- Data for this task:
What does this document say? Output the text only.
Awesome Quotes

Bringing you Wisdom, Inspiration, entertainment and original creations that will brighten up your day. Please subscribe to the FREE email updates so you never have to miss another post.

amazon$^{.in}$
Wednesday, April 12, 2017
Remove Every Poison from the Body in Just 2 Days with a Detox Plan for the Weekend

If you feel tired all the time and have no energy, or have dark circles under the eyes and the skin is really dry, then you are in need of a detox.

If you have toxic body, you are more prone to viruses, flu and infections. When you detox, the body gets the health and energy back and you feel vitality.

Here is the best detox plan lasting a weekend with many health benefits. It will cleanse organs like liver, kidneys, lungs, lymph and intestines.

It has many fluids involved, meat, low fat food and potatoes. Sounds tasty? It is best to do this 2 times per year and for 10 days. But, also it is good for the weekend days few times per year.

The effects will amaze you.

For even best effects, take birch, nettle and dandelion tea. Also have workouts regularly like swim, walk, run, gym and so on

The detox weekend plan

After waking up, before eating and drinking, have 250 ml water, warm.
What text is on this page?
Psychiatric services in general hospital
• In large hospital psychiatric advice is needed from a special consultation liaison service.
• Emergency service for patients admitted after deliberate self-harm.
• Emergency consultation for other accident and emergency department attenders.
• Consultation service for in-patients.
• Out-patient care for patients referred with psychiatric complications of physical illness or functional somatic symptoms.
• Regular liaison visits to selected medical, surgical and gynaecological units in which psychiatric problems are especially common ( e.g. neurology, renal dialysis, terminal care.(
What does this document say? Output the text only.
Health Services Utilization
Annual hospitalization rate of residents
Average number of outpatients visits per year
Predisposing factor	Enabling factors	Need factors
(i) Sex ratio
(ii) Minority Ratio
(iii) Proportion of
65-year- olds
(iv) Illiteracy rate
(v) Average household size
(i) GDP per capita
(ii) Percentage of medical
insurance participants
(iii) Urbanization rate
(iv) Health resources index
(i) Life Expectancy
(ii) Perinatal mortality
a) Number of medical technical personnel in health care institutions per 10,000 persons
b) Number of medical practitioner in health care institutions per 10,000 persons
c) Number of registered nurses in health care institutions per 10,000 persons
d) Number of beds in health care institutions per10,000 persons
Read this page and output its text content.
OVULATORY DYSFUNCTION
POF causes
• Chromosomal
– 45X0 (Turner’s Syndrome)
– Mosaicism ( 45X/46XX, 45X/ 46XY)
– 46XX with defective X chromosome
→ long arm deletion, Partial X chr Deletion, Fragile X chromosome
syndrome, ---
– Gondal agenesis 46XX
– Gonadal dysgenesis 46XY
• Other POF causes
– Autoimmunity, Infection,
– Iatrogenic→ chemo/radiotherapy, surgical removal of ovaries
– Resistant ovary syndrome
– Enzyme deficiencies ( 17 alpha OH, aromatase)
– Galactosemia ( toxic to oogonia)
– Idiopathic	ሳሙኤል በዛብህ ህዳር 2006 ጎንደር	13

- Prompt: Transcribe each entry exactly as it appears.

- Result of this exercise:
What does this document say? Output the text only.
Awesome Quotes

Bringing you Wisdom, Inspiration, entertainment and original creations that will brighten up your day. Please subscribe to the FREE email updates so you never have to miss another post.

amazon$^{.in}$
Wednesday, April 12, 2017
Remove Every Poison from the Body in Just 2 Days with a Detox Plan for the Weekend

If you feel tired all the time and have no energy, or have dark circles under the eyes and the skin is really dry, then you are in need of a detox.

If you have toxic body, you are more prone to viruses, flu and infections. When you detox, the body gets the health and energy back and you feel vitality.

Here is the best detox plan lasting a weekend with many health benefits. It will cleanse organs like liver, kidneys, lungs, lymph and intestines.

It has many fluids involved, meat, low fat food and potatoes. Sounds tasty? It is best to do this 2 times per year and for 10 days. But, also it is good for the weekend days few times per year.

The effects will amaze you.

For even best effects, take birch, nettle and dandelion tea. Also have workouts regularly like swim, walk, run, gym and so on

The detox weekend plan

After waking up, before eating and drinking, have 250 ml water, warm.
What text is on this page?
Psychiatric services in general hospital
• In large hospital psychiatric advice is needed from a special consultation liaison service.
• Emergency service for patients admitted after deliberate self-harm.
• Emergency consultation for other accident and emergency department attenders.
• Consultation service for in-patients.
• Out-patient care for patients referred with psychiatric complications of physical illness or functional somatic symptoms.
• Regular liaison visits to selected medical, surgical and gynaecological units in which psychiatric problems are especially common ( e.g. neurology, renal dialysis, terminal care.(
What does this document say? Output the text only.
Health Services Utilization
Annual hospitalization rate of residents
Average number of outpatients visits per year
Predisposing factor	Enabling factors	Need factors
(i) Sex ratio
(ii) Minority Ratio
(iii) Proportion of
65-year- olds
(iv) Illiteracy rate
(v) Average household size
(i) GDP per capita
(ii) Percentage of medical
insurance participants
(iii) Urbanization rate
(iv) Health resources index
(i) Life Expectancy
(ii) Perinatal mortality
a) Number of medical technical personnel in health care institutions per 10,000 persons
b) Number of medical practitioner in health care institutions per 10,000 persons
c) Number of registered nurses in health care institutions per 10,000 persons
d) Number of beds in health care institutions per10,000 persons
Read this page and output its text content.
OVULATORY DYSFUNCTION
POF causes
• Chromosomal
– 45X0 (Turner’s Syndrome)
– Mosaicism ( 45X/46XX, 45X/ 46XY)
– 46XX with defective X chromosome
→ long arm deletion, Partial X chr Deletion, Fragile X chromosome
syndrome, ---
– Gondal agenesis 46XX
– Gonadal dysgenesis 46XY
• Other POF causes
– Autoimmunity, Infection,
– Iatrogenic→ chemo/radiotherapy, surgical removal of ovaries
– Resistant ovary syndrome
– Enzyme deficiencies ( 17 alpha OH, aromatase)
– Galactosemia ( toxic to oogonia)
– Idiopathic	ሳሙኤል በዛብህ ህዳር 2006 ጎንደር	13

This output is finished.